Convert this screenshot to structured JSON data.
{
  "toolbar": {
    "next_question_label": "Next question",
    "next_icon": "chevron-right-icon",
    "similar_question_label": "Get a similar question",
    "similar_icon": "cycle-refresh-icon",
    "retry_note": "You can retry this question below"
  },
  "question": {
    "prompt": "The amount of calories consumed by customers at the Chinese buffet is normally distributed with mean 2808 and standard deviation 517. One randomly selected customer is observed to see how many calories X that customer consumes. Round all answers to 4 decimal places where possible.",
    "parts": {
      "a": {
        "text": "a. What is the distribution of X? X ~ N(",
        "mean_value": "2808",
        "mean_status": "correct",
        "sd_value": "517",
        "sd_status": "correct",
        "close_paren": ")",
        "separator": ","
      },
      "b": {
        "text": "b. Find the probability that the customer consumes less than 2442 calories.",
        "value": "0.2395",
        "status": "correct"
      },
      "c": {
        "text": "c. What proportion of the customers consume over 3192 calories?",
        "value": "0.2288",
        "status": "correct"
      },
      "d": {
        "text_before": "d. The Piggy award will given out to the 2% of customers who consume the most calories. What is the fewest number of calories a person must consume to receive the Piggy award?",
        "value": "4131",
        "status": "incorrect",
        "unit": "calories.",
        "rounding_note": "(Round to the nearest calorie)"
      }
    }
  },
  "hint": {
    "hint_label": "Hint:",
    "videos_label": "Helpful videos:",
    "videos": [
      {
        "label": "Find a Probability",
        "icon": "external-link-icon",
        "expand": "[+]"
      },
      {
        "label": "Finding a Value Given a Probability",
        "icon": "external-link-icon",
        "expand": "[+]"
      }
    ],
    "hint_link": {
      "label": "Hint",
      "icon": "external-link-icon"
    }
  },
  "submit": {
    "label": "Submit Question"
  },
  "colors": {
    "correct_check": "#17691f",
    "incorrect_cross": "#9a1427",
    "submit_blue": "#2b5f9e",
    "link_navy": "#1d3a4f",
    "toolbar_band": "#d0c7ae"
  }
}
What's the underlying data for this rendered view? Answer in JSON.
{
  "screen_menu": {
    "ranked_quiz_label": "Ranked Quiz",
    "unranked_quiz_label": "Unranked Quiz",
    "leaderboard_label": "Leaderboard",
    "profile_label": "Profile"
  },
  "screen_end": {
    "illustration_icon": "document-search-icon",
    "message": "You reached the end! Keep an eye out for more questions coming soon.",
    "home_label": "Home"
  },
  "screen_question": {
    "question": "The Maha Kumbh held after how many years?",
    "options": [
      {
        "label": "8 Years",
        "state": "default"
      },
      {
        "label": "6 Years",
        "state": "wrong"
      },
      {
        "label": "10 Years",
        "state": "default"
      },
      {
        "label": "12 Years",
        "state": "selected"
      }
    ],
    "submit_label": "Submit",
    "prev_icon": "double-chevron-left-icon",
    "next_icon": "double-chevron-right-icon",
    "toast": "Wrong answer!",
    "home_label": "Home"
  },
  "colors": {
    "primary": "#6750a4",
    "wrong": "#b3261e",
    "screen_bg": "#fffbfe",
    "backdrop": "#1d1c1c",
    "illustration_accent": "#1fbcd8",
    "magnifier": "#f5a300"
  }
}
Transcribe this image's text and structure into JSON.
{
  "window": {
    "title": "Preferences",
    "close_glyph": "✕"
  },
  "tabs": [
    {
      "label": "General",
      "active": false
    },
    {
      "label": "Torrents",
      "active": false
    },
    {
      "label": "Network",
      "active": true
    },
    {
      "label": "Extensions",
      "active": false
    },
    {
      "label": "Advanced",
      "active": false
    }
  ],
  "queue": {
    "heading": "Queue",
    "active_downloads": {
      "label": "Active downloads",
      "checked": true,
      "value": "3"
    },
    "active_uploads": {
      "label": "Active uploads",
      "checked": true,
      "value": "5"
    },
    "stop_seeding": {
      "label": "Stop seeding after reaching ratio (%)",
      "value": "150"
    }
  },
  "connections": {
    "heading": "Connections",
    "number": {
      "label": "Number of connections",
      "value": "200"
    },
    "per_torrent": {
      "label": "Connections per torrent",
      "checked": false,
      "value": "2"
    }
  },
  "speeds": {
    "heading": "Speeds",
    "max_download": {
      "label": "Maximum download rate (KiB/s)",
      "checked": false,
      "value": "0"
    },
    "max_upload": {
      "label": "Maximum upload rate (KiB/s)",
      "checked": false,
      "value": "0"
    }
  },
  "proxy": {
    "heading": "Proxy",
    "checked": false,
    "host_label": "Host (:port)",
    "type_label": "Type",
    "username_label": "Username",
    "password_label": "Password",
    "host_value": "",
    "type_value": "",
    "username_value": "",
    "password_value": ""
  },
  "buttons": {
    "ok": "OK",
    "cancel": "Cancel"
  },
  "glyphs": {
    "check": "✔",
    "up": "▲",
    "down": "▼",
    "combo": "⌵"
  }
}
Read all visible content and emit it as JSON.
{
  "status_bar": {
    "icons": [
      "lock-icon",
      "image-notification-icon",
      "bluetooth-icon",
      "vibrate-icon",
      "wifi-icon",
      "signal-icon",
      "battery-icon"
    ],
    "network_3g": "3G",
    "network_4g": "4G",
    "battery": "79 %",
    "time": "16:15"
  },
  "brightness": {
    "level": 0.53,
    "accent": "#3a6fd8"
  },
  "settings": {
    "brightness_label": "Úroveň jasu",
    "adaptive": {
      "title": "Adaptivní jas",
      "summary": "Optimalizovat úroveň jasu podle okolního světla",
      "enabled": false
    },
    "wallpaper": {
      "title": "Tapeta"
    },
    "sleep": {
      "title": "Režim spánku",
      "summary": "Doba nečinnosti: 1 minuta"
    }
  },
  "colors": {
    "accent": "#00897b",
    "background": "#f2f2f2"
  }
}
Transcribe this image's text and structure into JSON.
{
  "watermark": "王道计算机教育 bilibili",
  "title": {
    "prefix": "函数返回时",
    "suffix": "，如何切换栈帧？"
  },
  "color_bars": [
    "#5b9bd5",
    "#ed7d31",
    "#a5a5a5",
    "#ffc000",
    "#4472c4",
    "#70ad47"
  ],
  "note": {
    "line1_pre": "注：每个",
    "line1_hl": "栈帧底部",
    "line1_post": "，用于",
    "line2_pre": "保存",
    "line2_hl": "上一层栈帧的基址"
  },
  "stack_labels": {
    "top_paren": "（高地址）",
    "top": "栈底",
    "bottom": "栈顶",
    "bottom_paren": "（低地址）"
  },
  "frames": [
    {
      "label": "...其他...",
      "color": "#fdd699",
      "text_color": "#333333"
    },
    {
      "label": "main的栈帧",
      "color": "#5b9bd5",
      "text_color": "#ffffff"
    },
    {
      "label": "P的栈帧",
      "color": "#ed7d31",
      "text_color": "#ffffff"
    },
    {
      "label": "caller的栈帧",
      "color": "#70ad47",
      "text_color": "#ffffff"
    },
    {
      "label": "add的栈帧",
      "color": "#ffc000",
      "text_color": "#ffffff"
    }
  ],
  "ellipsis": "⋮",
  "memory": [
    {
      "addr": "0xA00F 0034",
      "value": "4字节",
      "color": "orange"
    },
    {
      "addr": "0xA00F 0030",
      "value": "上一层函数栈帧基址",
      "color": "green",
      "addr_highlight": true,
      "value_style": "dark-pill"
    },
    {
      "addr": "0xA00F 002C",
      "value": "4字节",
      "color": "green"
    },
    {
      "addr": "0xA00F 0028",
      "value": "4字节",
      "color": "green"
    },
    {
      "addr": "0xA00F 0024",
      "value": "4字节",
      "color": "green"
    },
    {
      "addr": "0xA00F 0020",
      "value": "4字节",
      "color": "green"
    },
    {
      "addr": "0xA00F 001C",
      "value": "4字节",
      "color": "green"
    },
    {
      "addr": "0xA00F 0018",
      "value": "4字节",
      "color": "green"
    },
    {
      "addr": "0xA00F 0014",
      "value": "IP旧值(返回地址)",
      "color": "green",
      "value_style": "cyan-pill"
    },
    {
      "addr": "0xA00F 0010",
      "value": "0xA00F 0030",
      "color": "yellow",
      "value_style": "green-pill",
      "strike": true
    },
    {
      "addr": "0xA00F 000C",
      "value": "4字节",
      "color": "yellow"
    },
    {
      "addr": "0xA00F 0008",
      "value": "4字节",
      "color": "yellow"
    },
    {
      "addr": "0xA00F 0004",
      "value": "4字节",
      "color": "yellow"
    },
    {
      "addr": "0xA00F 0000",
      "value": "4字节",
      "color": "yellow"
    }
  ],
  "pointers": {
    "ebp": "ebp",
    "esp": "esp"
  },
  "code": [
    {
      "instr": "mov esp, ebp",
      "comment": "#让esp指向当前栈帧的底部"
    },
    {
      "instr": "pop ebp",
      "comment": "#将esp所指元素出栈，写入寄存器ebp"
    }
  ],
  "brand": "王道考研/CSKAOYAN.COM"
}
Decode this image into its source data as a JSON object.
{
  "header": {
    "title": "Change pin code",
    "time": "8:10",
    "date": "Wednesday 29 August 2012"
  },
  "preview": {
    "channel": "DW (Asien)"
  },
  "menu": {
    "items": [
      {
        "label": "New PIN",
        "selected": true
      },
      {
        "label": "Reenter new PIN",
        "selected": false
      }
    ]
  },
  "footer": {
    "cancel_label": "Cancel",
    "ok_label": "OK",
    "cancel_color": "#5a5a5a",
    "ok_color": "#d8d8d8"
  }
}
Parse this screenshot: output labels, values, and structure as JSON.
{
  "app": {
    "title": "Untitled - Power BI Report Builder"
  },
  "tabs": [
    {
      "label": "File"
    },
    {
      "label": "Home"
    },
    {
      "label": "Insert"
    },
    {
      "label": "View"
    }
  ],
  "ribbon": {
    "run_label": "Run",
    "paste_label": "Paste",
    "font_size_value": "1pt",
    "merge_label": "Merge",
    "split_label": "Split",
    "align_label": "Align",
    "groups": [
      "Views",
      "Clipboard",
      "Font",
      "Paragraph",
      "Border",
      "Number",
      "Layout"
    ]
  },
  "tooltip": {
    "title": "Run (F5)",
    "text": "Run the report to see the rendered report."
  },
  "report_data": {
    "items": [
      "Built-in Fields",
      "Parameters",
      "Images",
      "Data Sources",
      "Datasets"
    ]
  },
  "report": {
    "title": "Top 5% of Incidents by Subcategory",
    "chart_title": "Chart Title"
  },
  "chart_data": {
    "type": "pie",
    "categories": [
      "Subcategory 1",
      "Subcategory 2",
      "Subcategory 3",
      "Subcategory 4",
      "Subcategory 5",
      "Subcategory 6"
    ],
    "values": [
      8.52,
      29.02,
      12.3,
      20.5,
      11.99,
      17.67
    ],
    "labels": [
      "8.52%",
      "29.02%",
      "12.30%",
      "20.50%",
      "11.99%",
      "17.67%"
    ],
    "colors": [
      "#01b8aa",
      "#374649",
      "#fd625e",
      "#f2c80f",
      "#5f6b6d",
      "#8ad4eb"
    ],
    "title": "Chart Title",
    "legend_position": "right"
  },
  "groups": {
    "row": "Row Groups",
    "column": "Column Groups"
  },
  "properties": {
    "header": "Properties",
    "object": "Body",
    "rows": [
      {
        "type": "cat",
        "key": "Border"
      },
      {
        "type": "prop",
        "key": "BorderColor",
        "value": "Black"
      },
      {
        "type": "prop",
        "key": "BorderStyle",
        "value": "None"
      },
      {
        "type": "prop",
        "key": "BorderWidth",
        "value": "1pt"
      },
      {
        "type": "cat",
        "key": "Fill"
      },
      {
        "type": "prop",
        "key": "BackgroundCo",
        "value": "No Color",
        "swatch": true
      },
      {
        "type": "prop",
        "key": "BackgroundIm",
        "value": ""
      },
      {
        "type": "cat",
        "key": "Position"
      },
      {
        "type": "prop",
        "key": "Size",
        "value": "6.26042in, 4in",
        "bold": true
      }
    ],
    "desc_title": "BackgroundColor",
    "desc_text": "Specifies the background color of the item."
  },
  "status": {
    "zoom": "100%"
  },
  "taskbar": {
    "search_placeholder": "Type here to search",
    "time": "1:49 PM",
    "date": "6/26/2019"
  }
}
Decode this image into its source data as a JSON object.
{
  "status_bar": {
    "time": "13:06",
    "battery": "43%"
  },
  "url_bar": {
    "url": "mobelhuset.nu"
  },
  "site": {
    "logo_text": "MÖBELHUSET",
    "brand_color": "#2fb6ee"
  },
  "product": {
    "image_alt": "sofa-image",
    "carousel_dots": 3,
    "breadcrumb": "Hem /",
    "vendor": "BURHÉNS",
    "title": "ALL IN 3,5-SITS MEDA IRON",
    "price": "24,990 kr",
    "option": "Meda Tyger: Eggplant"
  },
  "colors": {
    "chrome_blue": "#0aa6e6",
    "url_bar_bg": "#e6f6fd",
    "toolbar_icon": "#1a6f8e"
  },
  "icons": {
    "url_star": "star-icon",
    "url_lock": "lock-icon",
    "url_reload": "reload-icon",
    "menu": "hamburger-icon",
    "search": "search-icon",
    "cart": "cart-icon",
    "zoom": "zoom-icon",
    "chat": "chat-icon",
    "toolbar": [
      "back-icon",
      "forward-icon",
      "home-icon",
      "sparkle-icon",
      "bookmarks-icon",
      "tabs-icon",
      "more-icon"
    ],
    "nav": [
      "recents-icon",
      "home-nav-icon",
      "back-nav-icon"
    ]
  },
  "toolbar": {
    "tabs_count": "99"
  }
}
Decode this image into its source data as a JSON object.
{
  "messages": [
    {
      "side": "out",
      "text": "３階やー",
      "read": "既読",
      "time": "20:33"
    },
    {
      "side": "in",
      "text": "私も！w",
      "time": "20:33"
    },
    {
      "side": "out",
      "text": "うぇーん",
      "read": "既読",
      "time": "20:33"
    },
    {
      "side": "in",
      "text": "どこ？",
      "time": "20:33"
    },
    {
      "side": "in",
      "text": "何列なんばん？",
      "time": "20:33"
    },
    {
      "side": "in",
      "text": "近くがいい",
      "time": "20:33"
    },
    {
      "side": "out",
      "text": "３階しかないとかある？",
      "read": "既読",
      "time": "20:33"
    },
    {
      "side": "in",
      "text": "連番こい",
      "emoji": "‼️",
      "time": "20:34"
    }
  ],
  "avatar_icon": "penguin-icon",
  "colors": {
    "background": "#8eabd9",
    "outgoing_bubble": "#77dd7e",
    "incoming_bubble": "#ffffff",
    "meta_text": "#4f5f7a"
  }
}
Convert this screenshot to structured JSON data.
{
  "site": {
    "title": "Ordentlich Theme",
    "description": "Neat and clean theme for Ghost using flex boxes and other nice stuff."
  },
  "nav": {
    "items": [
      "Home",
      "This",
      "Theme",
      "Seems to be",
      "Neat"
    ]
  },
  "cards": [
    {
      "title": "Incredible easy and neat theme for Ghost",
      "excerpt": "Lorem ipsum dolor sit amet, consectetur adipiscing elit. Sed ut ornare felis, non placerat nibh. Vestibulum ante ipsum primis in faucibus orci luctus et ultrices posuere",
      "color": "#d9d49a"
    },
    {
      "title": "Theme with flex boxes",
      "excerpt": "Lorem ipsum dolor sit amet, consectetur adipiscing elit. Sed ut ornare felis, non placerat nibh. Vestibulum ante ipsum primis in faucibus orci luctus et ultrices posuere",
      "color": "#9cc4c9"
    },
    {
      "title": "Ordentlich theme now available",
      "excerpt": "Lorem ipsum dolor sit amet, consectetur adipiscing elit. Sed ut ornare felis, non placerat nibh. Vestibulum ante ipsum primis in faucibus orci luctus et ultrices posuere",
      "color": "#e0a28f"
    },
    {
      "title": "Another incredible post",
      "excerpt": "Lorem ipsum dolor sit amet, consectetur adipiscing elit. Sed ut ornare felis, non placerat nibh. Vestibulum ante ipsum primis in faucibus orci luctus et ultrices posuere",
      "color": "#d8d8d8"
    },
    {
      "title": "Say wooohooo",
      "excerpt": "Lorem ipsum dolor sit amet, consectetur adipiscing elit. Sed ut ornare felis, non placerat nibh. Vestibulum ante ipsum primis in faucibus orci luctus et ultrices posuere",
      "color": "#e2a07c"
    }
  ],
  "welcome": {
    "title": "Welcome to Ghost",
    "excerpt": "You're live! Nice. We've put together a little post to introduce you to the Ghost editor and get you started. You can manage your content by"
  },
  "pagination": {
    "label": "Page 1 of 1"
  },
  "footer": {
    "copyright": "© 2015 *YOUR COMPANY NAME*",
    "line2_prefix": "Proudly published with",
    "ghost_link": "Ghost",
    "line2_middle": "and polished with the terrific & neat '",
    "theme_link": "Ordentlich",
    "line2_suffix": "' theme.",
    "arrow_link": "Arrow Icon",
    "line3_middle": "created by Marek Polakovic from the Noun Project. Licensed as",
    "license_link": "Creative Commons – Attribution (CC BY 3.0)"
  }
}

EXERCISE PROMPT: For the entries shown above, give the number of lines that include the word "summary", without any other text.

TASK RESULT: 2